## Your goal
Show all lines from the listing below that contain "value".

## Information given
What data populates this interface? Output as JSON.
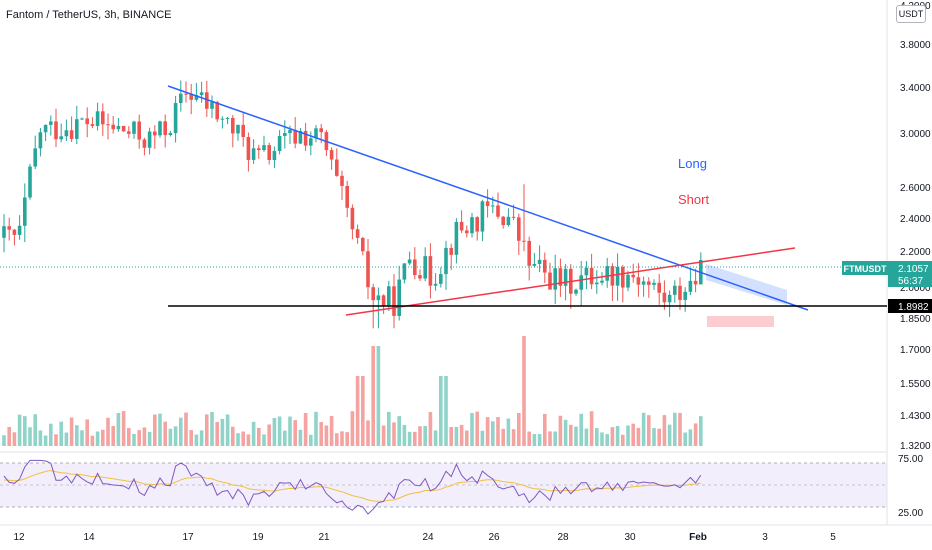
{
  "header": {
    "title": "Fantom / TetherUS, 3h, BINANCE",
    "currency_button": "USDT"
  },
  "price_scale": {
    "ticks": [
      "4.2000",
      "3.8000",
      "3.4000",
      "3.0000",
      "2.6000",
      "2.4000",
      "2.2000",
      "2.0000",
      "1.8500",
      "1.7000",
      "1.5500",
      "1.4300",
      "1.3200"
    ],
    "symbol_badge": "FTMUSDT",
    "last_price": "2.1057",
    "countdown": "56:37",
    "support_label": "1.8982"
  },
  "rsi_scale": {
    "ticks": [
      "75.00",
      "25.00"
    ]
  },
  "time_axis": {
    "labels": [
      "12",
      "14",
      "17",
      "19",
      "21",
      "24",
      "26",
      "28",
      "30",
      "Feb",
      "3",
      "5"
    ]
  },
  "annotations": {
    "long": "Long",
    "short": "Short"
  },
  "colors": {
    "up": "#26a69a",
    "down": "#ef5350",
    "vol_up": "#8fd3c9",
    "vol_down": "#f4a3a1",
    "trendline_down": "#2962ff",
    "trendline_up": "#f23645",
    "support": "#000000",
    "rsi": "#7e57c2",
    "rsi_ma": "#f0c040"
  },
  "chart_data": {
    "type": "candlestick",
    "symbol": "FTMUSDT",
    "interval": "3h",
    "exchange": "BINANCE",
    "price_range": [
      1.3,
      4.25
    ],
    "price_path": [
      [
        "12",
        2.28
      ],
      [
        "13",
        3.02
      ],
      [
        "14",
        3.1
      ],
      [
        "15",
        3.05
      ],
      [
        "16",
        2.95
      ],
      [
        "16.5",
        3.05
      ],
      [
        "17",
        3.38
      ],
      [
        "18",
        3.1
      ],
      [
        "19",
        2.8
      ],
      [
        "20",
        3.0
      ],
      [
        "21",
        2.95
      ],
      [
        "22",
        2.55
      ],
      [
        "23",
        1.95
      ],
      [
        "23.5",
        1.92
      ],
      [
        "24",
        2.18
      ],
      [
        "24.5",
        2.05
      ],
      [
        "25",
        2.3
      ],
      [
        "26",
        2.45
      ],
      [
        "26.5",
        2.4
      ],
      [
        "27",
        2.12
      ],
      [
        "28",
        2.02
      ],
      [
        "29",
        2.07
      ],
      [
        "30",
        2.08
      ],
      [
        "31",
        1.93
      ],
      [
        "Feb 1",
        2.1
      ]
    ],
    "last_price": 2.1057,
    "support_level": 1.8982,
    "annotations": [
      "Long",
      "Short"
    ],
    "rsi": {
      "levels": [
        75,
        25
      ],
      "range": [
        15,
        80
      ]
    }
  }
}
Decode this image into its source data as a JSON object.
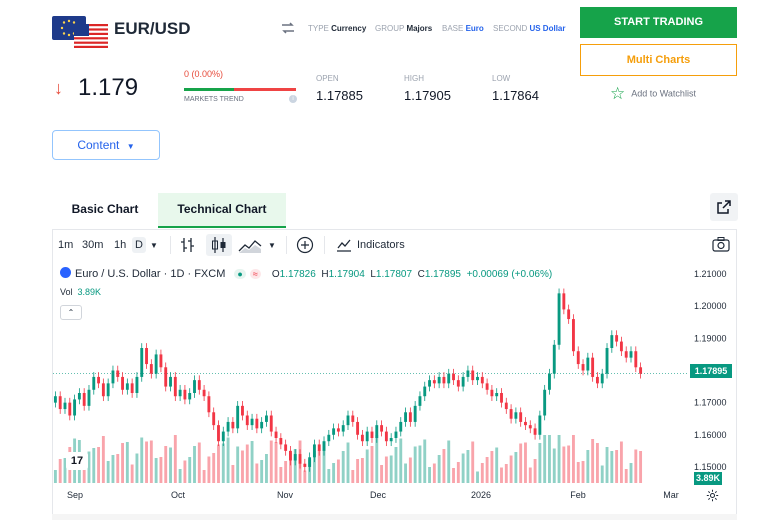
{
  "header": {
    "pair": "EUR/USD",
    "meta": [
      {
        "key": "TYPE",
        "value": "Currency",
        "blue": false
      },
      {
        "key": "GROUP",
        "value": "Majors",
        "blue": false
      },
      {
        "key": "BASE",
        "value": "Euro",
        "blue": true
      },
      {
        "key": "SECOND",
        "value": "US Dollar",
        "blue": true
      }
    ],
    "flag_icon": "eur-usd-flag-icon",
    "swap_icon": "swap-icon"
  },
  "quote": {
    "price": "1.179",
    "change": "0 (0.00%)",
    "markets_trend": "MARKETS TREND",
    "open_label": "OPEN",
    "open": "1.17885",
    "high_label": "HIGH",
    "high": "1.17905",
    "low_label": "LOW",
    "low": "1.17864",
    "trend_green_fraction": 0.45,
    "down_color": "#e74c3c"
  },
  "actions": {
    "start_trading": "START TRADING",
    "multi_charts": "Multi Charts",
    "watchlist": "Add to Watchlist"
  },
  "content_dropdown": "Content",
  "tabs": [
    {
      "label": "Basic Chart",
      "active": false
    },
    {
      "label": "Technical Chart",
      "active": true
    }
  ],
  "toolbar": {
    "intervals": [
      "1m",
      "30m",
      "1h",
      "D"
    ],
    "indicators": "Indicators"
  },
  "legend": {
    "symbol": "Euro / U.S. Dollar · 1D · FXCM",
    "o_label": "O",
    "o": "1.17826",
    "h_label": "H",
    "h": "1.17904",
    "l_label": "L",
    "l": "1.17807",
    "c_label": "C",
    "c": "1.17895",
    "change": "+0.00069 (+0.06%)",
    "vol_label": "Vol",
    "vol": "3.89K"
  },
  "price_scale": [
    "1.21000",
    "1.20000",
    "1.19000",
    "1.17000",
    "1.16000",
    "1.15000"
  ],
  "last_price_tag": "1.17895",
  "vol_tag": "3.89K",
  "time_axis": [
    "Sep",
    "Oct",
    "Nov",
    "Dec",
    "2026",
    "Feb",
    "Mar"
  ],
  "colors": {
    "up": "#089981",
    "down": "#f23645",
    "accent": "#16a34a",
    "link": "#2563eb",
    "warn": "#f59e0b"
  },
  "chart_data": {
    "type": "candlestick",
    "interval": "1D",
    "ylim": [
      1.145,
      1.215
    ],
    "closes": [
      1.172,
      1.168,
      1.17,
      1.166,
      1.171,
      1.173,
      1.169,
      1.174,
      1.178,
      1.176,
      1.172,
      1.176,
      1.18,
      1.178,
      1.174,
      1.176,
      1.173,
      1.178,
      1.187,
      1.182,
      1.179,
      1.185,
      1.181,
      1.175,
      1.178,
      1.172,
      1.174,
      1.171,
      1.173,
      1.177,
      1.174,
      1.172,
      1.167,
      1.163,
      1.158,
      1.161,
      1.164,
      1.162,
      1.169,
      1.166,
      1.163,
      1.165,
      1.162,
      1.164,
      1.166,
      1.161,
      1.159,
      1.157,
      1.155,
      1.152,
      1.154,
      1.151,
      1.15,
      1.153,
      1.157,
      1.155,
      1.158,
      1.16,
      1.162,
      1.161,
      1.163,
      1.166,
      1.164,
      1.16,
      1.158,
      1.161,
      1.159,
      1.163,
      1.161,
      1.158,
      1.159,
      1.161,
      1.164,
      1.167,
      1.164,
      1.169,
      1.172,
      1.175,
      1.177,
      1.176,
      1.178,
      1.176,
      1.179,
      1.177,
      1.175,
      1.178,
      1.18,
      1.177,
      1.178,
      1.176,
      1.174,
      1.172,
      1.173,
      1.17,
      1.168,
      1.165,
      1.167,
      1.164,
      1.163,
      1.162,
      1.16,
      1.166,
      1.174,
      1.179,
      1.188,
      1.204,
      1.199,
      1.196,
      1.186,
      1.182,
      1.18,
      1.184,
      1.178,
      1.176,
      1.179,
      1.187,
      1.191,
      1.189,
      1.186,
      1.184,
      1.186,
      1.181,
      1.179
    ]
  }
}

## Task response
        "value": "Currency",
        "value": "Majors",
        "value": "Euro",
        "value": "US Dollar",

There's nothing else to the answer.